What you have to do
Please write out the listing below again, substituting "color scale" for each occurrence of "colorbar" and keeping everything else the same.

Listed records

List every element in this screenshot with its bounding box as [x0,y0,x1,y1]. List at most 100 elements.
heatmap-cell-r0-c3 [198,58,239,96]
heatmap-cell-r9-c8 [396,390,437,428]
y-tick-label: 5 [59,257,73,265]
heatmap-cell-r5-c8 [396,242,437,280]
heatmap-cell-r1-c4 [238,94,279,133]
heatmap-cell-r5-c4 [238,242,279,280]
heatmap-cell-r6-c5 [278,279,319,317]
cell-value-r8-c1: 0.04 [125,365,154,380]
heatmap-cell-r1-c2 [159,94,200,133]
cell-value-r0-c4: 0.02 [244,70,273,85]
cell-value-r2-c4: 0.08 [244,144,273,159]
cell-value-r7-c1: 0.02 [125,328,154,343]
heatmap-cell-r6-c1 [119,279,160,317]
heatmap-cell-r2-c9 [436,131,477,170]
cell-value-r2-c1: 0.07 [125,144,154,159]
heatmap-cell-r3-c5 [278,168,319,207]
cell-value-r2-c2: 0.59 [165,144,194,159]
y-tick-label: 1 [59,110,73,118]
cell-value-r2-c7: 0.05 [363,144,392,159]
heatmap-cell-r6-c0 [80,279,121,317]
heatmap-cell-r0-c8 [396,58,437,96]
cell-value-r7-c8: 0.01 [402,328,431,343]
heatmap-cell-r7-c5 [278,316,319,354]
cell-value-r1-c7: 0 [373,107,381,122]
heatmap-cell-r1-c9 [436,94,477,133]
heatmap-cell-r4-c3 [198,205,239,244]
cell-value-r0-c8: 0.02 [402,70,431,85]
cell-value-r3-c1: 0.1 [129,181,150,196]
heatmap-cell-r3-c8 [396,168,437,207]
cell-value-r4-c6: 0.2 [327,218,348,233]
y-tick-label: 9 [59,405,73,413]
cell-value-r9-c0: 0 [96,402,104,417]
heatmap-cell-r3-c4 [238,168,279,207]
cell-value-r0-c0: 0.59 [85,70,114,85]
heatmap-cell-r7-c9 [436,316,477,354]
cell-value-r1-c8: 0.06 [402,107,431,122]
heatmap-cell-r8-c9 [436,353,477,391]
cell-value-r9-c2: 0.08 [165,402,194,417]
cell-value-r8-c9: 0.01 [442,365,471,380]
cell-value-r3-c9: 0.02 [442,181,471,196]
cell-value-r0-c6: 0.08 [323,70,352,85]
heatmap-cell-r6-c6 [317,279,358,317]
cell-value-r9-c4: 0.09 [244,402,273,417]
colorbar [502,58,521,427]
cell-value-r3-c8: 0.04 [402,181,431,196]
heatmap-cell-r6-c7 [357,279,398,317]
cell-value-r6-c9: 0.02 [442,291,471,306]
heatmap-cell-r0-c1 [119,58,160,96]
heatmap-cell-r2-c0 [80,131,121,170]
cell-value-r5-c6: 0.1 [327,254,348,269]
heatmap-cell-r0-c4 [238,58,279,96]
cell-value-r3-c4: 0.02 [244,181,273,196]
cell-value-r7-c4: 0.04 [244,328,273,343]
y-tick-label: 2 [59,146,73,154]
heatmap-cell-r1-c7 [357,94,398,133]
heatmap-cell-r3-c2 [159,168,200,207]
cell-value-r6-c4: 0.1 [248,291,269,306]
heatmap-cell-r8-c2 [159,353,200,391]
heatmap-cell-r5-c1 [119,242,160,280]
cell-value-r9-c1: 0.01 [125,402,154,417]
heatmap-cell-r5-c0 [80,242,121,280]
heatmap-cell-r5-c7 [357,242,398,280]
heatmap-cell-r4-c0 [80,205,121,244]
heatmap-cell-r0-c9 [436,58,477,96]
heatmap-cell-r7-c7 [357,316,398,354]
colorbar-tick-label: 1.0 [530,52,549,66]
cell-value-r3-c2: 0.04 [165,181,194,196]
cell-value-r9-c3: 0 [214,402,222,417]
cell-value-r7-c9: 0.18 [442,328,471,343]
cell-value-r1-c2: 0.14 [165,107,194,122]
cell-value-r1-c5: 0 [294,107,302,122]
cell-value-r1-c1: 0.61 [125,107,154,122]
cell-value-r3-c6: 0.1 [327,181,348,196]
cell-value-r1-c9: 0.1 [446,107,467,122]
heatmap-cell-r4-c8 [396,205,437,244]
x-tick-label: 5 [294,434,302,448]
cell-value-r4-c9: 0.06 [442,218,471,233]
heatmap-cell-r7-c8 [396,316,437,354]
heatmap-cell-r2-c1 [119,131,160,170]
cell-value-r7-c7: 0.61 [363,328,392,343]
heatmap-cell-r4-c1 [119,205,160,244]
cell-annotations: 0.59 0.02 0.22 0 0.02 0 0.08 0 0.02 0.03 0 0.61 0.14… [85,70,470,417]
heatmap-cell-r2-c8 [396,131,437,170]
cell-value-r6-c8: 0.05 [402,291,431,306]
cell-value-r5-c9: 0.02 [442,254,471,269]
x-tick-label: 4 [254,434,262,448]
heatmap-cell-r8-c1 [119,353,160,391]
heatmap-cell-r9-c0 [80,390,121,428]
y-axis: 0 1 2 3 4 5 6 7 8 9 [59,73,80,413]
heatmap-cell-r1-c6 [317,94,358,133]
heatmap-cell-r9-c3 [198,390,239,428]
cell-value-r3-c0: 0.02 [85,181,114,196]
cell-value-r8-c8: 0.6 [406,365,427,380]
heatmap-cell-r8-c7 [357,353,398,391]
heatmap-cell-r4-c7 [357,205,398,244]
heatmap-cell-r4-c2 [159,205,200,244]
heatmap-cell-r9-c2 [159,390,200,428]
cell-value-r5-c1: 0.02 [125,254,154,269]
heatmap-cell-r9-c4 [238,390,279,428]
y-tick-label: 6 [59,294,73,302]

Exercise response
List every element in this screenshot with its bounding box as [x0,y0,x1,y1]. List at most 100 elements.
heatmap-cell-r0-c3 [198,58,239,96]
heatmap-cell-r9-c8 [396,390,437,428]
y-tick-label: 5 [59,257,73,265]
heatmap-cell-r5-c8 [396,242,437,280]
heatmap-cell-r1-c4 [238,94,279,133]
heatmap-cell-r5-c4 [238,242,279,280]
heatmap-cell-r6-c5 [278,279,319,317]
cell-value-r8-c1: 0.04 [125,365,154,380]
heatmap-cell-r1-c2 [159,94,200,133]
cell-value-r0-c4: 0.02 [244,70,273,85]
cell-value-r2-c4: 0.08 [244,144,273,159]
cell-value-r7-c1: 0.02 [125,328,154,343]
heatmap-cell-r6-c1 [119,279,160,317]
heatmap-cell-r2-c9 [436,131,477,170]
cell-value-r2-c1: 0.07 [125,144,154,159]
heatmap-cell-r3-c5 [278,168,319,207]
cell-value-r2-c2: 0.59 [165,144,194,159]
y-tick-label: 1 [59,110,73,118]
cell-value-r2-c7: 0.05 [363,144,392,159]
heatmap-cell-r6-c0 [80,279,121,317]
heatmap-cell-r0-c8 [396,58,437,96]
cell-value-r7-c8: 0.01 [402,328,431,343]
heatmap-cell-r7-c5 [278,316,319,354]
cell-value-r1-c7: 0 [373,107,381,122]
heatmap-cell-r1-c9 [436,94,477,133]
heatmap-cell-r4-c3 [198,205,239,244]
cell-value-r0-c8: 0.02 [402,70,431,85]
cell-value-r3-c1: 0.1 [129,181,150,196]
heatmap-cell-r3-c8 [396,168,437,207]
cell-value-r4-c6: 0.2 [327,218,348,233]
y-tick-label: 9 [59,405,73,413]
cell-value-r9-c0: 0 [96,402,104,417]
heatmap-cell-r3-c4 [238,168,279,207]
cell-value-r0-c0: 0.59 [85,70,114,85]
heatmap-cell-r7-c9 [436,316,477,354]
cell-value-r1-c8: 0.06 [402,107,431,122]
heatmap-cell-r8-c9 [436,353,477,391]
cell-value-r9-c2: 0.08 [165,402,194,417]
cell-value-r8-c9: 0.01 [442,365,471,380]
cell-value-r3-c9: 0.02 [442,181,471,196]
cell-value-r0-c6: 0.08 [323,70,352,85]
heatmap-cell-r6-c6 [317,279,358,317]
cell-value-r9-c4: 0.09 [244,402,273,417]
color scale [502,58,521,427]
cell-value-r3-c8: 0.04 [402,181,431,196]
heatmap-cell-r6-c7 [357,279,398,317]
cell-value-r6-c9: 0.02 [442,291,471,306]
heatmap-cell-r0-c1 [119,58,160,96]
heatmap-cell-r2-c0 [80,131,121,170]
cell-value-r5-c6: 0.1 [327,254,348,269]
heatmap-cell-r0-c4 [238,58,279,96]
cell-value-r3-c4: 0.02 [244,181,273,196]
cell-value-r7-c4: 0.04 [244,328,273,343]
y-tick-label: 2 [59,146,73,154]
heatmap-cell-r1-c7 [357,94,398,133]
heatmap-cell-r3-c2 [159,168,200,207]
cell-value-r6-c4: 0.1 [248,291,269,306]
heatmap-cell-r8-c2 [159,353,200,391]
heatmap-cell-r5-c1 [119,242,160,280]
cell-value-r9-c1: 0.01 [125,402,154,417]
heatmap-cell-r5-c0 [80,242,121,280]
heatmap-cell-r5-c7 [357,242,398,280]
heatmap-cell-r4-c0 [80,205,121,244]
heatmap-cell-r0-c9 [436,58,477,96]
heatmap-cell-r7-c7 [357,316,398,354]
color scale-tick-label: 1.0 [530,52,549,66]
cell-value-r3-c2: 0.04 [165,181,194,196]
cell-value-r9-c3: 0 [214,402,222,417]
cell-value-r7-c9: 0.18 [442,328,471,343]
cell-value-r1-c2: 0.14 [165,107,194,122]
cell-value-r1-c5: 0 [294,107,302,122]
cell-value-r1-c1: 0.61 [125,107,154,122]
cell-value-r3-c6: 0.1 [327,181,348,196]
cell-value-r1-c9: 0.1 [446,107,467,122]
heatmap-cell-r4-c8 [396,205,437,244]
x-tick-label: 5 [294,434,302,448]
cell-value-r4-c9: 0.06 [442,218,471,233]
heatmap-cell-r7-c8 [396,316,437,354]
heatmap-cell-r2-c1 [119,131,160,170]
cell-value-r7-c7: 0.61 [363,328,392,343]
heatmap-cell-r4-c1 [119,205,160,244]
cell-annotations: 0.59 0.02 0.22 0 0.02 0 0.08 0 0.02 0.03 0 0.61 0.14… [85,70,470,417]
heatmap-cell-r2-c8 [396,131,437,170]
cell-value-r6-c8: 0.05 [402,291,431,306]
cell-value-r5-c9: 0.02 [442,254,471,269]
x-tick-label: 4 [254,434,262,448]
heatmap-cell-r8-c1 [119,353,160,391]
heatmap-cell-r9-c0 [80,390,121,428]
y-axis: 0 1 2 3 4 5 6 7 8 9 [59,73,80,413]
heatmap-cell-r1-c6 [317,94,358,133]
heatmap-cell-r9-c3 [198,390,239,428]
cell-value-r3-c0: 0.02 [85,181,114,196]
cell-value-r8-c8: 0.6 [406,365,427,380]
heatmap-cell-r8-c7 [357,353,398,391]
heatmap-cell-r4-c7 [357,205,398,244]
heatmap-cell-r4-c2 [159,205,200,244]
heatmap-cell-r9-c2 [159,390,200,428]
cell-value-r5-c1: 0.02 [125,254,154,269]
heatmap-cell-r9-c4 [238,390,279,428]
y-tick-label: 6 [59,294,73,302]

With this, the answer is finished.